Written instruction A:
Reproduce the rows from the one containing "series-chelm-line [139, 100, 490, 393]" through the one containing "inset-left-prhe-point [255, 112, 261, 118]" without any changes.

Text to read:

[start]

And the text told us that it only had regular pentagons and regular hexagons.

B is our regular hexagons and regular pentagons.

So we're onto the first task of the lesson and you need to match the nets to the correct solid.

So the solids are at the top and then the four nets are at the bottom, so you need to match them up.

So remember, use the faces and the amounts of each faces to help you match those.

You might want to try and name them as well.

Press pause and then when you're ready for question two, press play.

Question two.

I'd like you to select all of the nets that would fold to create this solid.

Something we haven't discussed is that there isn't necessarily only one net that would fold to create that solid.

So here we've got multiple nets and some of them would fold to create that solid and some of them would not.

So I need you to go through and think about whether they would fold up to create the solid there, it's a hexagonal prism.

So press pause whilst you go through each one, making a decision whether it is a net for that hexagonal prism or whether it is not.

And then press play when you're ready to go through the answers.

So here is the matches.

I've moved the nets to line up with the solids.

So the pentagonal prism clearly needed pentagonal faces or there needed to be pentagonal shapes on the net.

So that was the first one.

A pentagon has five edges and therefore there are five rectangles that wrap around this prism, the collar, if you like.

The next one is a square-based pyramid and we can see the square base and four triangular faces that meet there.

Then we've got the cylinder.

So a cylinder has got circular faces, that's the top and the bottom of the cylinder in the way that this is orientated.

And then the curved surface, when unfolded, lies flat into a rectangle.

And then lastly, we've got a triangular prism.

So we need two triangular faces and three rectangles if this is a right prism in this case.

Question two, you needed to select all the nets that would fold to create this hexagonal prism.

A would fold, so you've got the six rectangles and then a hexagon at either end, which would complete the hexagonal prism, close it up.

[end]

Task data:
[start]

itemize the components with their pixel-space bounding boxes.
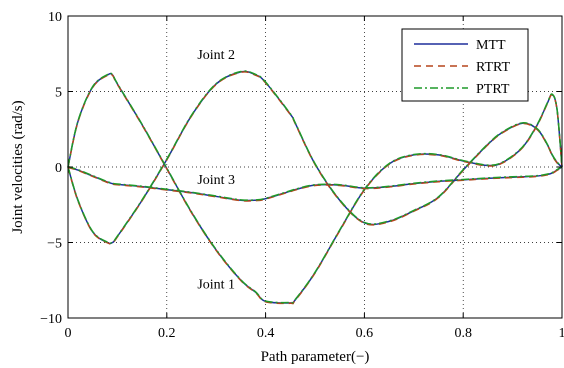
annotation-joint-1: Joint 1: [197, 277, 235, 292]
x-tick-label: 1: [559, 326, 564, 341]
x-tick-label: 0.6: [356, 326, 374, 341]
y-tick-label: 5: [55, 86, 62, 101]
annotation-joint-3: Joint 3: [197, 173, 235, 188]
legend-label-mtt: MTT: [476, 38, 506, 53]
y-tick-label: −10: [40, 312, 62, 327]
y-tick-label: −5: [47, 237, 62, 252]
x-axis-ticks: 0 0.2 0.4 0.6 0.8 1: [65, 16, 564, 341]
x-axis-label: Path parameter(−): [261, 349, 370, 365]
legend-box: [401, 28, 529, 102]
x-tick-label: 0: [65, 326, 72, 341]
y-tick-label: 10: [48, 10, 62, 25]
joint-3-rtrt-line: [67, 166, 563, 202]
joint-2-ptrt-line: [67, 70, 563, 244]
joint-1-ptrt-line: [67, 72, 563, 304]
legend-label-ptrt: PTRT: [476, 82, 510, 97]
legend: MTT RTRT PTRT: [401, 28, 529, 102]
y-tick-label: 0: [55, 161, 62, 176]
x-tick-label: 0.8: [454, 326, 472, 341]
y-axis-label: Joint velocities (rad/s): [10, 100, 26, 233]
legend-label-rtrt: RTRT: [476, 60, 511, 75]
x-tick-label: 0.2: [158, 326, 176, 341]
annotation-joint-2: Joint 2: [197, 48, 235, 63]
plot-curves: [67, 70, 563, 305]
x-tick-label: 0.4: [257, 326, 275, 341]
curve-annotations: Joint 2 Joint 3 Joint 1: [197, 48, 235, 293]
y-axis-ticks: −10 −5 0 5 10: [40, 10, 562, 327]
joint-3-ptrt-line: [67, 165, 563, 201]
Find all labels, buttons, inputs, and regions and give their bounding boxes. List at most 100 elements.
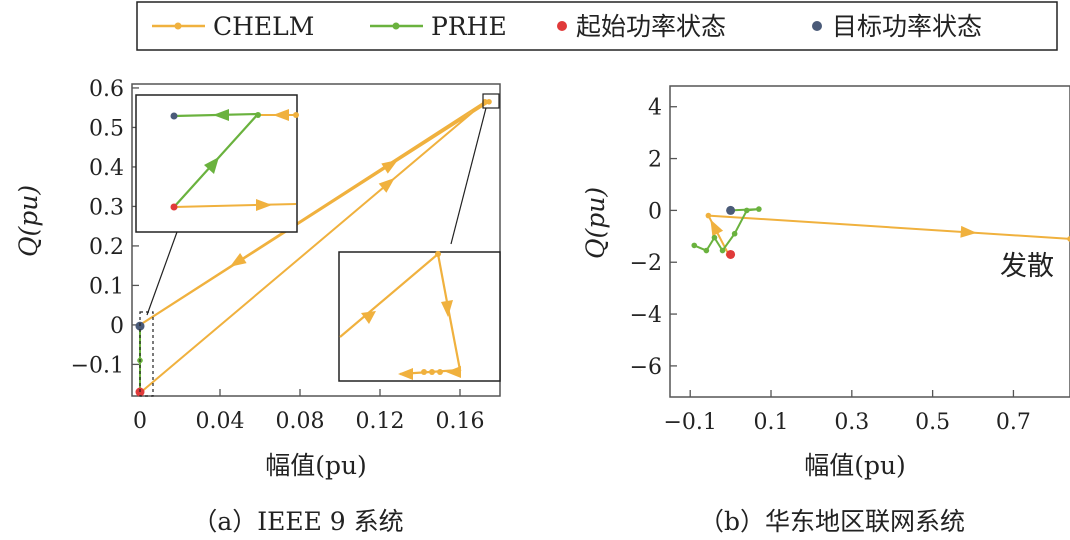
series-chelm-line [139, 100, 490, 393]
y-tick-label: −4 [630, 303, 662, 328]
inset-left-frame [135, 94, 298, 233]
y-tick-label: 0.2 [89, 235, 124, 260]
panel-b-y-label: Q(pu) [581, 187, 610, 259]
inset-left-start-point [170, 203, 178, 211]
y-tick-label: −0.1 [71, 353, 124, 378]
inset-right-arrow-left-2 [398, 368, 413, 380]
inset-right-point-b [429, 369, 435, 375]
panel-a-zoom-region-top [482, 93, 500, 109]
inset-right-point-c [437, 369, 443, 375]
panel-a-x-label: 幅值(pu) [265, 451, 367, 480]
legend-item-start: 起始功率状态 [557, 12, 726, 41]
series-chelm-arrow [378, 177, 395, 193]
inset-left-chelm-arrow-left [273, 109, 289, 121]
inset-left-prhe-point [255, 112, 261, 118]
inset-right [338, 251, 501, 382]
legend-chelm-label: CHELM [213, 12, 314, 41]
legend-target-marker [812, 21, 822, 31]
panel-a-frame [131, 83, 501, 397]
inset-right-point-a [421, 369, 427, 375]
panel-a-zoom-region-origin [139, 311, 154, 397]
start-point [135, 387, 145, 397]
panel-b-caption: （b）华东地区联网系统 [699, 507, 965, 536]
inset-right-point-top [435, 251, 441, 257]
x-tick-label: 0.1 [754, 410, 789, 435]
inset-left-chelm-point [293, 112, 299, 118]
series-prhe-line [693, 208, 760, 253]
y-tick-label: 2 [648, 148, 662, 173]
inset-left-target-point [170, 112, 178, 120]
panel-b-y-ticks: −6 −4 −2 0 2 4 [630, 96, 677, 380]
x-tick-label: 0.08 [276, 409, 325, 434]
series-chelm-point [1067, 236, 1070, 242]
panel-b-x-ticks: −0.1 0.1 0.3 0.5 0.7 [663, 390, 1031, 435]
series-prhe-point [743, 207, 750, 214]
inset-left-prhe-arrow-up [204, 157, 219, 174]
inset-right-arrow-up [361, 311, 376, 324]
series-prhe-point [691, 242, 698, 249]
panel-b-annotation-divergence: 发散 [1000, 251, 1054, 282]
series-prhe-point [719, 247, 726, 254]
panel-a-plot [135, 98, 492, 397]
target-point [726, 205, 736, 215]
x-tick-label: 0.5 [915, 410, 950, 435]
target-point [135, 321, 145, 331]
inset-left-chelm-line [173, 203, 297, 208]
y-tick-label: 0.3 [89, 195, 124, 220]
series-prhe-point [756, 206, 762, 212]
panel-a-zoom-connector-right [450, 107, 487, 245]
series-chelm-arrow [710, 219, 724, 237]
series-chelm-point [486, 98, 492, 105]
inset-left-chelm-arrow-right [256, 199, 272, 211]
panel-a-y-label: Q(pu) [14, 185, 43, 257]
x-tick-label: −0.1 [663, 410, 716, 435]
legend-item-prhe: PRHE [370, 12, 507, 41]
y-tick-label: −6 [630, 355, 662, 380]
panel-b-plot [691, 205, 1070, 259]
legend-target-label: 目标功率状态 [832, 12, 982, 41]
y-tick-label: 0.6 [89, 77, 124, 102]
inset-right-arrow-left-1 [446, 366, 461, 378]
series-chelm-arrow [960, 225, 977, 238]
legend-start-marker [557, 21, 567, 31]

[end]

Written instruction B:
In the lesson on nets, how many rectangles wrap around the pentagonal prism?

Task solution A:
series-chelm-line [139, 100, 490, 393]
y-tick-label: −4 [630, 303, 662, 328]
inset-left-frame [135, 94, 298, 233]
y-tick-label: 0.2 [89, 235, 124, 260]
panel-b-y-label: Q(pu) [581, 187, 610, 259]
inset-left-start-point [170, 203, 178, 211]
y-tick-label: −0.1 [71, 353, 124, 378]
inset-right-arrow-left-2 [398, 368, 413, 380]
inset-right-point-b [429, 369, 435, 375]
panel-a-zoom-region-top [482, 93, 500, 109]
inset-right-point-c [437, 369, 443, 375]
panel-a-x-label: 幅值(pu) [265, 451, 367, 480]
legend-item-start: 起始功率状态 [557, 12, 726, 41]
series-chelm-arrow [378, 177, 395, 193]
inset-left-chelm-arrow-left [273, 109, 289, 121]
inset-left-prhe-point [255, 112, 261, 118]

Task solution B:
Five rectangles wrap around the pentagonal prism.